§ **Tasks to carry out**
a) Output the part of the piece on attachment and the hippocampus that opens with the words containing "This software—how it" and closes with "working in psychotherapy.)", copying it word for word.
b) According to the piece on attachment and the hippocampus, what share of adults in the US have a secure attachment style?

§ **Passage to read**

"Hippocampus II", by Greg Dunn

Attached at the Hippocampus – First Love, Later Love

Why do psychologists always want to dig around in your childhood? Shouldn’t it be more like, “That was then, this is now”? Isn’t it supposed to be “live in the moment, don’t blame your parents for everything that’s wrong, keep calm and carry on”?

The thing is, though, that even from a brain-wiring perspective, your first experiences with love and relationships—those you have with your parents—have a huge influence on how you deal with relationships throughout your life. The your-parents-to-you relationship covertly operates in important, behind-the-scenes ways in your later you-to-your-partner romantic love relationships. The lessons of our primary childhood relationships run so deep and so strong—and often waaay outside our conscious awareness—that we are all extraordinarily challenged to overcome them.

Lou Cozolino, PhD, is a clinical psychologist who studies and writes about neuroscience, especially about how our brains influence our relationships (and vice versa), and I appreciate his clear take on this: “Because the first few years of life are a period of exuberant brain development, early experiences have a disproportionate impact on the shaping of our neural systems, with lifelong consequences.”1

Think of it this way: the accumulated experiences of your relationship with your parents is like deeply integrated software that’s always running in the background when it comes to love.

This software—how it goes between our parents and us, and what we learn about relationships from them in early childhood—is, in psych-speak, attachment. For the vast majority of people, attachment styles fall into two broad categories: secure and insecure.

Slightly more than half of adults in the US (55%), according to the research, fall into the “healthy” category, called a secure attachment style.2  Our parents were able to regularly tune into us, meeting our emotional needs on a consistent basis and giving us a sense of safety, security, and well-being. (Some of those fifty-five-percenters may have what’s called “earned” secure attachment, through experiences after childhood—as one example, by working in psychotherapy.)

But that means, of course, the other 45% of us—and again, that’s just about half the population—didn’t have a consistent, responsive secure attachment harbor. As a result, we have an insecure style of attachment. We tend to either have an ambivalent/anxious feeling about seeking comfort or closeness (we want it but we perceive it as risky) or the desire to minimize or avoid relationships altogether. We develop this style as the best adaptation to our environment, in the same way that people who live in subarctic regions adapt by eating large quantities of fatty foods to produce extra body heat, wear heavy clothing, and sleep in a huddle.

Why is knowing about early attachment so important?

Because the style of attachment you develop in childhood is most often a lifetime deal. It drives and influences how you interact with others, how you see yourself in relationships, and, as much as we might not like to believe this, it deeply influences the kinds of partners we attract and are attracted to. All too often, they end up being precisely what we don’t need, despite our best efforts.

[Page layout parsing data]
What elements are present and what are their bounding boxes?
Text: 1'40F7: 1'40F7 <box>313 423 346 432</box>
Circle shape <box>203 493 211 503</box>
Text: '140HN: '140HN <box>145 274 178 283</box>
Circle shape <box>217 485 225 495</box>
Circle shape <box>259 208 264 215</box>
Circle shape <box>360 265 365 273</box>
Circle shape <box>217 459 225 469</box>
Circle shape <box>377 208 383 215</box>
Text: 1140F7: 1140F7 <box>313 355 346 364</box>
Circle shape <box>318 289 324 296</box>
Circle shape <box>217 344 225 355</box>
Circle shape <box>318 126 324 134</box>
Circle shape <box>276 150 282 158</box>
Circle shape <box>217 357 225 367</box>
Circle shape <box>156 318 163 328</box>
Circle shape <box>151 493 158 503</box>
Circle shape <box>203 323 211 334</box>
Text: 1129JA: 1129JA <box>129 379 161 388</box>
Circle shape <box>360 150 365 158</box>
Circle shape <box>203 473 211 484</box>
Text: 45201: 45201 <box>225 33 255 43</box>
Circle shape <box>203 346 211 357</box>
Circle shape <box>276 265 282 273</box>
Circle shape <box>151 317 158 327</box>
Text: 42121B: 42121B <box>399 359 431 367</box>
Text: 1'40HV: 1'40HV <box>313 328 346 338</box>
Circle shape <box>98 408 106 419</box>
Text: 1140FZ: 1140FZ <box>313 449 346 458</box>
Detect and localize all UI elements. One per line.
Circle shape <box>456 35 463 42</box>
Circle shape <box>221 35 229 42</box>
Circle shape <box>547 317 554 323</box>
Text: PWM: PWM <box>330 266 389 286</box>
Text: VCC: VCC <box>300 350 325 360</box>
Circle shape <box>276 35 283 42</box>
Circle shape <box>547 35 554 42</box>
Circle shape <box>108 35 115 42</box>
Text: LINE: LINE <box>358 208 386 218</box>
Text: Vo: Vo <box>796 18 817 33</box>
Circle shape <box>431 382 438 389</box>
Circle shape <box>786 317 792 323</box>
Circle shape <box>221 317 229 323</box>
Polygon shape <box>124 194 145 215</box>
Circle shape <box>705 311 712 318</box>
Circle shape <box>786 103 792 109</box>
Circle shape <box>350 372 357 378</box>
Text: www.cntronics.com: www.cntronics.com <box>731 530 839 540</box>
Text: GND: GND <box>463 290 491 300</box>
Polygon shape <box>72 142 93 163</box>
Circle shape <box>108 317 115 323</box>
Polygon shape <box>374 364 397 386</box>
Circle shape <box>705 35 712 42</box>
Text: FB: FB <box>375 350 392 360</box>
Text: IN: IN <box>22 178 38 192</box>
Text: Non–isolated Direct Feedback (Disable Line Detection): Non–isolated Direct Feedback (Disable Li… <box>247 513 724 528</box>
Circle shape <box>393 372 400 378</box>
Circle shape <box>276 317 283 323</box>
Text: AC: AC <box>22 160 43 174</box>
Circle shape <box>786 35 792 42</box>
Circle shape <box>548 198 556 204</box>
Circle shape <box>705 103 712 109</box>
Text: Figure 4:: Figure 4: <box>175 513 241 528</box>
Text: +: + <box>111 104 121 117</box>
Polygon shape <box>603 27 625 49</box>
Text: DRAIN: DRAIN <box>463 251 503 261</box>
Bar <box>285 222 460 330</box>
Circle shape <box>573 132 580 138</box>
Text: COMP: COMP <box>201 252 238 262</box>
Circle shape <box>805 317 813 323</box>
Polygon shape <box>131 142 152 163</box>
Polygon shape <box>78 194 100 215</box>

§ **Your responses**
a)
This software—how it goes between our parents and us, and what we learn about relationships from them in early childhood—is, in psych-speak, attachment. For the vast majority of people, attachment styles fall into two broad categories: secure and insecure.

Slightly more than half of adults in the US (55%), according to the research, fall into the “healthy” category, called a secure attachment style.2  Our parents were able to regularly tune into us, meeting our emotional needs on a consistent basis and giving us a sense of safety, security, and well-being. (Some of those fifty-five-percenters may have what’s called “earned” secure attachment, through experiences after childhood—as one example, by working in psychotherapy.)

b) 55%, slightly more than half.